Excerpted records:
====

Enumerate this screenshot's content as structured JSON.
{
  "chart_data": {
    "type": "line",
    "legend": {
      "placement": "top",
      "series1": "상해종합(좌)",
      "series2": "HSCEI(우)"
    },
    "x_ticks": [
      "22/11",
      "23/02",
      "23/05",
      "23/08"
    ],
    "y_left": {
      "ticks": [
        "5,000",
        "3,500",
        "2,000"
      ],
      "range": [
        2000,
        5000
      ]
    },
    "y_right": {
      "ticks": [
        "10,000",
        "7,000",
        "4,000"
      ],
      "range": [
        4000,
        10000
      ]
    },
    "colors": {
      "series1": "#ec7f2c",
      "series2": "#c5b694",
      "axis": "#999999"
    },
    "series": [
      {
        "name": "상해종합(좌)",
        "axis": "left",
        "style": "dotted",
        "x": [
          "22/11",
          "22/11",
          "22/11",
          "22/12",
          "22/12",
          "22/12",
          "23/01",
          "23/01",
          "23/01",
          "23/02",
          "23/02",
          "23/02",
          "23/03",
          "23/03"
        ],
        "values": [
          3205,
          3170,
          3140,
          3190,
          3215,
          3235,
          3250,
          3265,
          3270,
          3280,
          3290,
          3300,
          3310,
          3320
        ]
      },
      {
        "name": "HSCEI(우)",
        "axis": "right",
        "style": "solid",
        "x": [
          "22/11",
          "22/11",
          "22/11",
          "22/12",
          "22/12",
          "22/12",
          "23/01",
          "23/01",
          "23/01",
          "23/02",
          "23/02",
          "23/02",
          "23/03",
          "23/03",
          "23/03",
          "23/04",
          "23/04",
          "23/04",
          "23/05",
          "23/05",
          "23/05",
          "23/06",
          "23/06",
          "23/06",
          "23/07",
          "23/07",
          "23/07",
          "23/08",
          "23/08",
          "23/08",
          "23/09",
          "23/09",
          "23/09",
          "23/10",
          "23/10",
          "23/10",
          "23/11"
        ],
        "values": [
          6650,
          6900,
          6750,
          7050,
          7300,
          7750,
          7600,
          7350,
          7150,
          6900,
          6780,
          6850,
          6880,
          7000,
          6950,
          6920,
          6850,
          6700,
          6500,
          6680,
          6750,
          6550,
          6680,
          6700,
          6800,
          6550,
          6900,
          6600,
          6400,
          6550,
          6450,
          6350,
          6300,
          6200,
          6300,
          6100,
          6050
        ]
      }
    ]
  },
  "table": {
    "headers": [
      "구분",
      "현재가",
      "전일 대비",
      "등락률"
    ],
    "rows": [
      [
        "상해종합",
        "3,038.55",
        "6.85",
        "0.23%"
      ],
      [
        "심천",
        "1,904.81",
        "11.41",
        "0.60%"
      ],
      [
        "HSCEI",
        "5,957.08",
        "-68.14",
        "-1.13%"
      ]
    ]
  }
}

====

Set task: Please quote the data above in full, with no line missing.

Solution to this problem:
Enumerate this screenshot's content as structured JSON.
{
  "chart_data": {
    "type": "line",
    "legend": {
      "placement": "top",
      "series1": "상해종합(좌)",
      "series2": "HSCEI(우)"
    },
    "x_ticks": [
      "22/11",
      "23/02",
      "23/05",
      "23/08"
    ],
    "y_left": {
      "ticks": [
        "5,000",
        "3,500",
        "2,000"
      ],
      "range": [
        2000,
        5000
      ]
    },
    "y_right": {
      "ticks": [
        "10,000",
        "7,000",
        "4,000"
      ],
      "range": [
        4000,
        10000
      ]
    },
    "colors": {
      "series1": "#ec7f2c",
      "series2": "#c5b694",
      "axis": "#999999"
    },
    "series": [
      {
        "name": "상해종합(좌)",
        "axis": "left",
        "style": "dotted",
        "x": [
          "22/11",
          "22/11",
          "22/11",
          "22/12",
          "22/12",
          "22/12",
          "23/01",
          "23/01",
          "23/01",
          "23/02",
          "23/02",
          "23/02",
          "23/03",
          "23/03"
        ],
        "values": [
          3205,
          3170,
          3140,
          3190,
          3215,
          3235,
          3250,
          3265,
          3270,
          3280,
          3290,
          3300,
          3310,
          3320
        ]
      },
      {
        "name": "HSCEI(우)",
        "axis": "right",
        "style": "solid",
        "x": [
          "22/11",
          "22/11",
          "22/11",
          "22/12",
          "22/12",
          "22/12",
          "23/01",
          "23/01",
          "23/01",
          "23/02",
          "23/02",
          "23/02",
          "23/03",
          "23/03",
          "23/03",
          "23/04",
          "23/04",
          "23/04",
          "23/05",
          "23/05",
          "23/05",
          "23/06",
          "23/06",
          "23/06",
          "23/07",
          "23/07",
          "23/07",
          "23/08",
          "23/08",
          "23/08",
          "23/09",
          "23/09",
          "23/09",
          "23/10",
          "23/10",
          "23/10",
          "23/11"
        ],
        "values": [
          6650,
          6900,
          6750,
          7050,
          7300,
          7750,
          7600,
          7350,
          7150,
          6900,
          6780,
          6850,
          6880,
          7000,
          6950,
          6920,
          6850,
          6700,
          6500,
          6680,
          6750,
          6550,
          6680,
          6700,
          6800,
          6550,
          6900,
          6600,
          6400,
          6550,
          6450,
          6350,
          6300,
          6200,
          6300,
          6100,
          6050
        ]
      }
    ]
  },
  "table": {
    "headers": [
      "구분",
      "현재가",
      "전일 대비",
      "등락률"
    ],
    "rows": [
      [
        "상해종합",
        "3,038.55",
        "6.85",
        "0.23%"
      ],
      [
        "심천",
        "1,904.81",
        "11.41",
        "0.60%"
      ],
      [
        "HSCEI",
        "5,957.08",
        "-68.14",
        "-1.13%"
      ]
    ]
  }
}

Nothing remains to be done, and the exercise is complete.